Your instructions: Each line that follows should be printed again exactly as it stands.
[BEGIN]
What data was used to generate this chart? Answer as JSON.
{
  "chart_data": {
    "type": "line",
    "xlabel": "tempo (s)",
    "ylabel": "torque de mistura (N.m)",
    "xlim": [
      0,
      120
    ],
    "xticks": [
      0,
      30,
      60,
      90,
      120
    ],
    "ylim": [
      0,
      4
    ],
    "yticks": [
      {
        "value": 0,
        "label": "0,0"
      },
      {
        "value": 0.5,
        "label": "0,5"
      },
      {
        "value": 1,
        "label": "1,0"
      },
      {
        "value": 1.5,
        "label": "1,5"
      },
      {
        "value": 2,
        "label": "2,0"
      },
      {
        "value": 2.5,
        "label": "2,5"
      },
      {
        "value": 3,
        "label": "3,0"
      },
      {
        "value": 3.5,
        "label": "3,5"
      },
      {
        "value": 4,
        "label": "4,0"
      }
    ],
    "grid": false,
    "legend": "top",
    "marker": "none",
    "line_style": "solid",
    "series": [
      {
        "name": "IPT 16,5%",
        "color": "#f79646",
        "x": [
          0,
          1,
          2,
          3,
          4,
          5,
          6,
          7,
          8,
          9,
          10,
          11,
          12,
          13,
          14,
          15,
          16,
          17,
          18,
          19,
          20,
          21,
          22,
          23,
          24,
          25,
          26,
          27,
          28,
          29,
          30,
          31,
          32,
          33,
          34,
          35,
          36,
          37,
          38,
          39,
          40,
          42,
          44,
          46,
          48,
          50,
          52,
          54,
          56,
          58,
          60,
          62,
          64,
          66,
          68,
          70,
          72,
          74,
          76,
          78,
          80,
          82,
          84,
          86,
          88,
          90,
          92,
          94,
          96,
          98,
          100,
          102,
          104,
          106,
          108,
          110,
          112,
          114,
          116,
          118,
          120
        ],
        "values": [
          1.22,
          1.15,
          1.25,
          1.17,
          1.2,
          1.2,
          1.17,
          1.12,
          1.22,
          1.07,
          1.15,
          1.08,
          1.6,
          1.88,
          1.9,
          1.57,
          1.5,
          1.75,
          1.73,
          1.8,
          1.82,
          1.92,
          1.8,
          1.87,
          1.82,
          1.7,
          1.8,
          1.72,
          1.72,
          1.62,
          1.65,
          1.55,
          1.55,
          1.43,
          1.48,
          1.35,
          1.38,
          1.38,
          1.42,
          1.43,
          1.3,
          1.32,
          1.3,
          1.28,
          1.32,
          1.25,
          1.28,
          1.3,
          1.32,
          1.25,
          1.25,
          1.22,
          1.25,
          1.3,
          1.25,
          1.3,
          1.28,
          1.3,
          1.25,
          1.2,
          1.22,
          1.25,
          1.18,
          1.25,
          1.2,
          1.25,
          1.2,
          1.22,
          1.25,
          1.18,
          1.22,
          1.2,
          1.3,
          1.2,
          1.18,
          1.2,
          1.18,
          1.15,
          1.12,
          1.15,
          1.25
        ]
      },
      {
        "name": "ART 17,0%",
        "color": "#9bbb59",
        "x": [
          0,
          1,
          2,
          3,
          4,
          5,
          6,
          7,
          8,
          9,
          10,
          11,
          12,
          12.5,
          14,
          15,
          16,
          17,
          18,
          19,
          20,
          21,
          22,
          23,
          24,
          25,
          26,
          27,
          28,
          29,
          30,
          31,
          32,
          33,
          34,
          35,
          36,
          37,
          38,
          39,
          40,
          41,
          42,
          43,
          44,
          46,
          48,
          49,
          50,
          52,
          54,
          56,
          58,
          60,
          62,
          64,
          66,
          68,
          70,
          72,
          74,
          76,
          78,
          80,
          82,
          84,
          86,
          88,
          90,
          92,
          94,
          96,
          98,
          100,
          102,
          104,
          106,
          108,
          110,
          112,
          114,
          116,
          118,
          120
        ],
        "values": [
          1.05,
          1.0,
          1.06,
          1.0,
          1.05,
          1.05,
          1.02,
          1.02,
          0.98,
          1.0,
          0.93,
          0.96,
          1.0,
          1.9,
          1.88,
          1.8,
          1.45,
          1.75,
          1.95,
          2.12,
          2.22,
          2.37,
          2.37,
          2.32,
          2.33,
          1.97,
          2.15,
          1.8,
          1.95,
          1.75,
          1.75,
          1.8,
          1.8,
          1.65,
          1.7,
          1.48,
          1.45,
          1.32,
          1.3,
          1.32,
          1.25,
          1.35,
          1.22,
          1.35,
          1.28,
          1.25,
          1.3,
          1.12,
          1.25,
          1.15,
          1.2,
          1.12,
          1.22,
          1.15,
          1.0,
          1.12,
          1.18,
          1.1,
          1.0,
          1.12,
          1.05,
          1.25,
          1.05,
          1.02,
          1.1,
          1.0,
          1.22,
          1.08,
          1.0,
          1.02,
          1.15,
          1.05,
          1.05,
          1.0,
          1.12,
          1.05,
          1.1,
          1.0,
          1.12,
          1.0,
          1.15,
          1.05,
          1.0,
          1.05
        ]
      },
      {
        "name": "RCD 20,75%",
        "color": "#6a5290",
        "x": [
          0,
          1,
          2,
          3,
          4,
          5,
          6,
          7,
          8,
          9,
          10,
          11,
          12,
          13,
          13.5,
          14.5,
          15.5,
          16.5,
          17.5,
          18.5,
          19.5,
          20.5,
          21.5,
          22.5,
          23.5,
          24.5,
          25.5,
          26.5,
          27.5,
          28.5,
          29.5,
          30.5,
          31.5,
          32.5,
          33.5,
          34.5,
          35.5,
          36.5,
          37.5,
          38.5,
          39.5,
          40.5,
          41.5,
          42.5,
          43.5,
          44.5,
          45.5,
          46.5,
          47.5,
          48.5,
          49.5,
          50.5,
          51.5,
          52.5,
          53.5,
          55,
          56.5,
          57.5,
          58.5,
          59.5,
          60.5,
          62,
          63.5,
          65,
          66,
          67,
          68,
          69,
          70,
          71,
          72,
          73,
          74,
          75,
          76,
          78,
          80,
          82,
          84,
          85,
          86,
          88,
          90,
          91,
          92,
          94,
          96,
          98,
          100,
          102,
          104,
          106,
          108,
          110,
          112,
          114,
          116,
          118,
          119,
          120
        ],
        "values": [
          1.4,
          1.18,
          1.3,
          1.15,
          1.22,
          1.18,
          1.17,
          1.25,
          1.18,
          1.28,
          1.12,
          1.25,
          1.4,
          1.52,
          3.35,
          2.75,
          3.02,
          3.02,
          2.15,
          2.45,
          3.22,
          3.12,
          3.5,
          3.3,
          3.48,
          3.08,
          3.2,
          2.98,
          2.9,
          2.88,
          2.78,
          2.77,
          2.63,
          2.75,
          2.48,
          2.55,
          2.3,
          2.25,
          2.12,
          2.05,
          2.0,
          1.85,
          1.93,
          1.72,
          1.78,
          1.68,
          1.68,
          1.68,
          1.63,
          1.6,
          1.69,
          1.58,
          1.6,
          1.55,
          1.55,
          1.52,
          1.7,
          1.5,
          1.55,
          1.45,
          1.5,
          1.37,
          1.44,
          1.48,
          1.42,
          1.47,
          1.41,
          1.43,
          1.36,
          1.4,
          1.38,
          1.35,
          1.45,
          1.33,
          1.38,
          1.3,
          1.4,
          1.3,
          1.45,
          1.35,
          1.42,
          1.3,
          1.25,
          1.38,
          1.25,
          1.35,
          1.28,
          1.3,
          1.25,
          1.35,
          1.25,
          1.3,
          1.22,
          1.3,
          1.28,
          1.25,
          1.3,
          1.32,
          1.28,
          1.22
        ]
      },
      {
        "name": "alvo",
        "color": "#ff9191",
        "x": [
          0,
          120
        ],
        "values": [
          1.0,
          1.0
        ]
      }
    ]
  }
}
[END]
Output for this exercise:
What data was used to generate this chart? Answer as JSON.
{
  "chart_data": {
    "type": "line",
    "xlabel": "tempo (s)",
    "ylabel": "torque de mistura (N.m)",
    "xlim": [
      0,
      120
    ],
    "xticks": [
      0,
      30,
      60,
      90,
      120
    ],
    "ylim": [
      0,
      4
    ],
    "yticks": [
      {
        "value": 0,
        "label": "0,0"
      },
      {
        "value": 0.5,
        "label": "0,5"
      },
      {
        "value": 1,
        "label": "1,0"
      },
      {
        "value": 1.5,
        "label": "1,5"
      },
      {
        "value": 2,
        "label": "2,0"
      },
      {
        "value": 2.5,
        "label": "2,5"
      },
      {
        "value": 3,
        "label": "3,0"
      },
      {
        "value": 3.5,
        "label": "3,5"
      },
      {
        "value": 4,
        "label": "4,0"
      }
    ],
    "grid": false,
    "legend": "top",
    "marker": "none",
    "line_style": "solid",
    "series": [
      {
        "name": "IPT 16,5%",
        "color": "#f79646",
        "x": [
          0,
          1,
          2,
          3,
          4,
          5,
          6,
          7,
          8,
          9,
          10,
          11,
          12,
          13,
          14,
          15,
          16,
          17,
          18,
          19,
          20,
          21,
          22,
          23,
          24,
          25,
          26,
          27,
          28,
          29,
          30,
          31,
          32,
          33,
          34,
          35,
          36,
          37,
          38,
          39,
          40,
          42,
          44,
          46,
          48,
          50,
          52,
          54,
          56,
          58,
          60,
          62,
          64,
          66,
          68,
          70,
          72,
          74,
          76,
          78,
          80,
          82,
          84,
          86,
          88,
          90,
          92,
          94,
          96,
          98,
          100,
          102,
          104,
          106,
          108,
          110,
          112,
          114,
          116,
          118,
          120
        ],
        "values": [
          1.22,
          1.15,
          1.25,
          1.17,
          1.2,
          1.2,
          1.17,
          1.12,
          1.22,
          1.07,
          1.15,
          1.08,
          1.6,
          1.88,
          1.9,
          1.57,
          1.5,
          1.75,
          1.73,
          1.8,
          1.82,
          1.92,
          1.8,
          1.87,
          1.82,
          1.7,
          1.8,
          1.72,
          1.72,
          1.62,
          1.65,
          1.55,
          1.55,
          1.43,
          1.48,
          1.35,
          1.38,
          1.38,
          1.42,
          1.43,
          1.3,
          1.32,
          1.3,
          1.28,
          1.32,
          1.25,
          1.28,
          1.3,
          1.32,
          1.25,
          1.25,
          1.22,
          1.25,
          1.3,
          1.25,
          1.3,
          1.28,
          1.3,
          1.25,
          1.2,
          1.22,
          1.25,
          1.18,
          1.25,
          1.2,
          1.25,
          1.2,
          1.22,
          1.25,
          1.18,
          1.22,
          1.2,
          1.3,
          1.2,
          1.18,
          1.2,
          1.18,
          1.15,
          1.12,
          1.15,
          1.25
        ]
      },
      {
        "name": "ART 17,0%",
        "color": "#9bbb59",
        "x": [
          0,
          1,
          2,
          3,
          4,
          5,
          6,
          7,
          8,
          9,
          10,
          11,
          12,
          12.5,
          14,
          15,
          16,
          17,
          18,
          19,
          20,
          21,
          22,
          23,
          24,
          25,
          26,
          27,
          28,
          29,
          30,
          31,
          32,
          33,
          34,
          35,
          36,
          37,
          38,
          39,
          40,
          41,
          42,
          43,
          44,
          46,
          48,
          49,
          50,
          52,
          54,
          56,
          58,
          60,
          62,
          64,
          66,
          68,
          70,
          72,
          74,
          76,
          78,
          80,
          82,
          84,
          86,
          88,
          90,
          92,
          94,
          96,
          98,
          100,
          102,
          104,
          106,
          108,
          110,
          112,
          114,
          116,
          118,
          120
        ],
        "values": [
          1.05,
          1.0,
          1.06,
          1.0,
          1.05,
          1.05,
          1.02,
          1.02,
          0.98,
          1.0,
          0.93,
          0.96,
          1.0,
          1.9,
          1.88,
          1.8,
          1.45,
          1.75,
          1.95,
          2.12,
          2.22,
          2.37,
          2.37,
          2.32,
          2.33,
          1.97,
          2.15,
          1.8,
          1.95,
          1.75,
          1.75,
          1.8,
          1.8,
          1.65,
          1.7,
          1.48,
          1.45,
          1.32,
          1.3,
          1.32,
          1.25,
          1.35,
          1.22,
          1.35,
          1.28,
          1.25,
          1.3,
          1.12,
          1.25,
          1.15,
          1.2,
          1.12,
          1.22,
          1.15,
          1.0,
          1.12,
          1.18,
          1.1,
          1.0,
          1.12,
          1.05,
          1.25,
          1.05,
          1.02,
          1.1,
          1.0,
          1.22,
          1.08,
          1.0,
          1.02,
          1.15,
          1.05,
          1.05,
          1.0,
          1.12,
          1.05,
          1.1,
          1.0,
          1.12,
          1.0,
          1.15,
          1.05,
          1.0,
          1.05
        ]
      },
      {
        "name": "RCD 20,75%",
        "color": "#6a5290",
        "x": [
          0,
          1,
          2,
          3,
          4,
          5,
          6,
          7,
          8,
          9,
          10,
          11,
          12,
          13,
          13.5,
          14.5,
          15.5,
          16.5,
          17.5,
          18.5,
          19.5,
          20.5,
          21.5,
          22.5,
          23.5,
          24.5,
          25.5,
          26.5,
          27.5,
          28.5,
          29.5,
          30.5,
          31.5,
          32.5,
          33.5,
          34.5,
          35.5,
          36.5,
          37.5,
          38.5,
          39.5,
          40.5,
          41.5,
          42.5,
          43.5,
          44.5,
          45.5,
          46.5,
          47.5,
          48.5,
          49.5,
          50.5,
          51.5,
          52.5,
          53.5,
          55,
          56.5,
          57.5,
          58.5,
          59.5,
          60.5,
          62,
          63.5,
          65,
          66,
          67,
          68,
          69,
          70,
          71,
          72,
          73,
          74,
          75,
          76,
          78,
          80,
          82,
          84,
          85,
          86,
          88,
          90,
          91,
          92,
          94,
          96,
          98,
          100,
          102,
          104,
          106,
          108,
          110,
          112,
          114,
          116,
          118,
          119,
          120
        ],
        "values": [
          1.4,
          1.18,
          1.3,
          1.15,
          1.22,
          1.18,
          1.17,
          1.25,
          1.18,
          1.28,
          1.12,
          1.25,
          1.4,
          1.52,
          3.35,
          2.75,
          3.02,
          3.02,
          2.15,
          2.45,
          3.22,
          3.12,
          3.5,
          3.3,
          3.48,
          3.08,
          3.2,
          2.98,
          2.9,
          2.88,
          2.78,
          2.77,
          2.63,
          2.75,
          2.48,
          2.55,
          2.3,
          2.25,
          2.12,
          2.05,
          2.0,
          1.85,
          1.93,
          1.72,
          1.78,
          1.68,
          1.68,
          1.68,
          1.63,
          1.6,
          1.69,
          1.58,
          1.6,
          1.55,
          1.55,
          1.52,
          1.7,
          1.5,
          1.55,
          1.45,
          1.5,
          1.37,
          1.44,
          1.48,
          1.42,
          1.47,
          1.41,
          1.43,
          1.36,
          1.4,
          1.38,
          1.35,
          1.45,
          1.33,
          1.38,
          1.3,
          1.4,
          1.3,
          1.45,
          1.35,
          1.42,
          1.3,
          1.25,
          1.38,
          1.25,
          1.35,
          1.28,
          1.3,
          1.25,
          1.35,
          1.25,
          1.3,
          1.22,
          1.3,
          1.28,
          1.25,
          1.3,
          1.32,
          1.28,
          1.22
        ]
      },
      {
        "name": "alvo",
        "color": "#ff9191",
        "x": [
          0,
          120
        ],
        "values": [
          1.0,
          1.0
        ]
      }
    ]
  }
}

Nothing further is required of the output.